__Directions for this task__: Treat the line containing "Read this page and output its text content." as the first line and the final line of the material below as the last; reproduce that range exactly.

......

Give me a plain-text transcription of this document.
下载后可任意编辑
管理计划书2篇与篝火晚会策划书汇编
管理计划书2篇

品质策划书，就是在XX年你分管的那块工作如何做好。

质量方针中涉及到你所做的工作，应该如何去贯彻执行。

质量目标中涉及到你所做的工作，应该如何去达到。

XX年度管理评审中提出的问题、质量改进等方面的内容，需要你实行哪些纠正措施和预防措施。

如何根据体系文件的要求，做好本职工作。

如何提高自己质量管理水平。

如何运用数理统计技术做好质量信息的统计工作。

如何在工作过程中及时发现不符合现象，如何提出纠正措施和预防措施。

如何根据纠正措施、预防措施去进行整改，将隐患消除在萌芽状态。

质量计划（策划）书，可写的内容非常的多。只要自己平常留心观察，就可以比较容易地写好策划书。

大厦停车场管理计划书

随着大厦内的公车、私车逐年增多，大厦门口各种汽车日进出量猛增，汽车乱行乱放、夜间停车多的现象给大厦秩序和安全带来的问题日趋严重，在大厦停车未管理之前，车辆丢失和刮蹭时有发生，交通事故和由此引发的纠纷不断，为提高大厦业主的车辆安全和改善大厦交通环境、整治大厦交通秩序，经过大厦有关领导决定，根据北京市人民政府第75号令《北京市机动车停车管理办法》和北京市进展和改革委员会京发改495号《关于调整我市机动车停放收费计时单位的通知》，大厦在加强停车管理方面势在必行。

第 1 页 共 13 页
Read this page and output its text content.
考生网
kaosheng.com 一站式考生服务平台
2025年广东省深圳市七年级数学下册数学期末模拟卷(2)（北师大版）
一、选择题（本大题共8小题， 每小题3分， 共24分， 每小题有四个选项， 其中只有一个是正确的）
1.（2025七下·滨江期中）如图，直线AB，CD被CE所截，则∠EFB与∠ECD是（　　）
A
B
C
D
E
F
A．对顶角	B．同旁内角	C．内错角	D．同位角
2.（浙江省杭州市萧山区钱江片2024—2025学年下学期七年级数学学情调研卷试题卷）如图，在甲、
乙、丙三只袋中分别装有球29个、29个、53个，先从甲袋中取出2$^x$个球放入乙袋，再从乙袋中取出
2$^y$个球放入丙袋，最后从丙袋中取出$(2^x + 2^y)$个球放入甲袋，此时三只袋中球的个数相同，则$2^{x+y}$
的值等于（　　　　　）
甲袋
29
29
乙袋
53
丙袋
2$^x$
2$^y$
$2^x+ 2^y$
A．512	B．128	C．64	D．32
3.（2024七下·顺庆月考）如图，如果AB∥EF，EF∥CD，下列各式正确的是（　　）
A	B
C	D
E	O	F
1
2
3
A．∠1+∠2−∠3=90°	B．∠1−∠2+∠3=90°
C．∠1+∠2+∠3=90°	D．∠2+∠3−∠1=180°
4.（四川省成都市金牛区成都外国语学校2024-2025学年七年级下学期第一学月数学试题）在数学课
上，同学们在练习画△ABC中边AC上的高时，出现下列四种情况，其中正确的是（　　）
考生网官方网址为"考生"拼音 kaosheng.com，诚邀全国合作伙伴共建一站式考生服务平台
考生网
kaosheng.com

......

__Exercise answer__:
Read this page and output its text content.
考生网
kaosheng.com 一站式考生服务平台
2025年广东省深圳市七年级数学下册数学期末模拟卷(2)（北师大版）
一、选择题（本大题共8小题， 每小题3分， 共24分， 每小题有四个选项， 其中只有一个是正确的）
1.（2025七下·滨江期中）如图，直线AB，CD被CE所截，则∠EFB与∠ECD是（　　）
A
B
C
D
E
F
A．对顶角	B．同旁内角	C．内错角	D．同位角
2.（浙江省杭州市萧山区钱江片2024—2025学年下学期七年级数学学情调研卷试题卷）如图，在甲、
乙、丙三只袋中分别装有球29个、29个、53个，先从甲袋中取出2$^x$个球放入乙袋，再从乙袋中取出
2$^y$个球放入丙袋，最后从丙袋中取出$(2^x + 2^y)$个球放入甲袋，此时三只袋中球的个数相同，则$2^{x+y}$
的值等于（　　　　　）
甲袋
29
29
乙袋
53
丙袋
2$^x$
2$^y$
$2^x+ 2^y$
A．512	B．128	C．64	D．32
3.（2024七下·顺庆月考）如图，如果AB∥EF，EF∥CD，下列各式正确的是（　　）
A	B
C	D
E	O	F
1
2
3
A．∠1+∠2−∠3=90°	B．∠1−∠2+∠3=90°
C．∠1+∠2+∠3=90°	D．∠2+∠3−∠1=180°
4.（四川省成都市金牛区成都外国语学校2024-2025学年七年级下学期第一学月数学试题）在数学课
上，同学们在练习画△ABC中边AC上的高时，出现下列四种情况，其中正确的是（　　）
考生网官方网址为"考生"拼音 kaosheng.com，诚邀全国合作伙伴共建一站式考生服务平台
考生网
kaosheng.com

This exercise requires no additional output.